What you will do
Give only the number of lines below that contain the word "AHOADA".
-=-=-=-=-
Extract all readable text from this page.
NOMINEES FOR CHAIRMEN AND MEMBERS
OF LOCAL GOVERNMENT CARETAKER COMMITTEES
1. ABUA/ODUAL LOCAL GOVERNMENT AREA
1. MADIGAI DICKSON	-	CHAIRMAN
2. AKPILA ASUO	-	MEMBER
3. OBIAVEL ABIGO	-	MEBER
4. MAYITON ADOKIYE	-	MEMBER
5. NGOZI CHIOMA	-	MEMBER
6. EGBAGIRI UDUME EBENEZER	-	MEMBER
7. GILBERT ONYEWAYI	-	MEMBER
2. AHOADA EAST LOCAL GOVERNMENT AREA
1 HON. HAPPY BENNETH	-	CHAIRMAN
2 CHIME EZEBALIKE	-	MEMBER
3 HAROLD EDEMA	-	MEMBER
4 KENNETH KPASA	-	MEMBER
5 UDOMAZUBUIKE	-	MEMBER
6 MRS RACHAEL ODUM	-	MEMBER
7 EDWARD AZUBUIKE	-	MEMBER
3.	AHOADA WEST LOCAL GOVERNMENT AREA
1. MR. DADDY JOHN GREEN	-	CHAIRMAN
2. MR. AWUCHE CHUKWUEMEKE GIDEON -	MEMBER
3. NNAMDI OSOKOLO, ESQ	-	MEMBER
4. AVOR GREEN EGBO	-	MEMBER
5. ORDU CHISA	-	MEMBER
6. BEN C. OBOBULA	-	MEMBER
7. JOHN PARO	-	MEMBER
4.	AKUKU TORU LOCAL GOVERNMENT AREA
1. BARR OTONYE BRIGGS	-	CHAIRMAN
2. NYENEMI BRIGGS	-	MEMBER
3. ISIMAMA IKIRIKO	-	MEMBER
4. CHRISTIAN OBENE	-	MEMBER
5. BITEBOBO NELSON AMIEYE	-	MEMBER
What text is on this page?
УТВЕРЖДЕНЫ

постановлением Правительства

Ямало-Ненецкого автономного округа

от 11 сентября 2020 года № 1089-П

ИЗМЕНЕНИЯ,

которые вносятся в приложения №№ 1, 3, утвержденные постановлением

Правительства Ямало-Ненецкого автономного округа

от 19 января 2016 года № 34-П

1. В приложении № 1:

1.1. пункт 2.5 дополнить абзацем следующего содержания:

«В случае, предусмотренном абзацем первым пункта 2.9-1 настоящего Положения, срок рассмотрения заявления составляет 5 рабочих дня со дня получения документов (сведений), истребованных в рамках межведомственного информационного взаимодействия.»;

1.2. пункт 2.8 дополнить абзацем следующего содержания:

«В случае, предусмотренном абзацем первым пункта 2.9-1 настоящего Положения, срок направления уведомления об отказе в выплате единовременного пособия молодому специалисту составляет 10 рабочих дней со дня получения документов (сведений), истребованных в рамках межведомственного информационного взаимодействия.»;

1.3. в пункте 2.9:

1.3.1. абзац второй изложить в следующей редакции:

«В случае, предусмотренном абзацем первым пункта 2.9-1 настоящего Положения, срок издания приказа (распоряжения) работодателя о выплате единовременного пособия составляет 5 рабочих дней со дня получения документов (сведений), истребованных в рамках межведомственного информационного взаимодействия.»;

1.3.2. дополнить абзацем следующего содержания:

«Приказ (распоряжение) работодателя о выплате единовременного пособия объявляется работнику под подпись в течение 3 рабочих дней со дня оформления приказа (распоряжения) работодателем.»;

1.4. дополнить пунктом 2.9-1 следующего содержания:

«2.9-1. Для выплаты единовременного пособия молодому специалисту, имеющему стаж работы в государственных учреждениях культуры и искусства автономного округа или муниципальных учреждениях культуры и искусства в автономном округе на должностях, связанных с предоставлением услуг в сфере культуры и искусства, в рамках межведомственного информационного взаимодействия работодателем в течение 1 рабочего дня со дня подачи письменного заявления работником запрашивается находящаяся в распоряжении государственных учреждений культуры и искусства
-=-=-=-=-
Answer below
2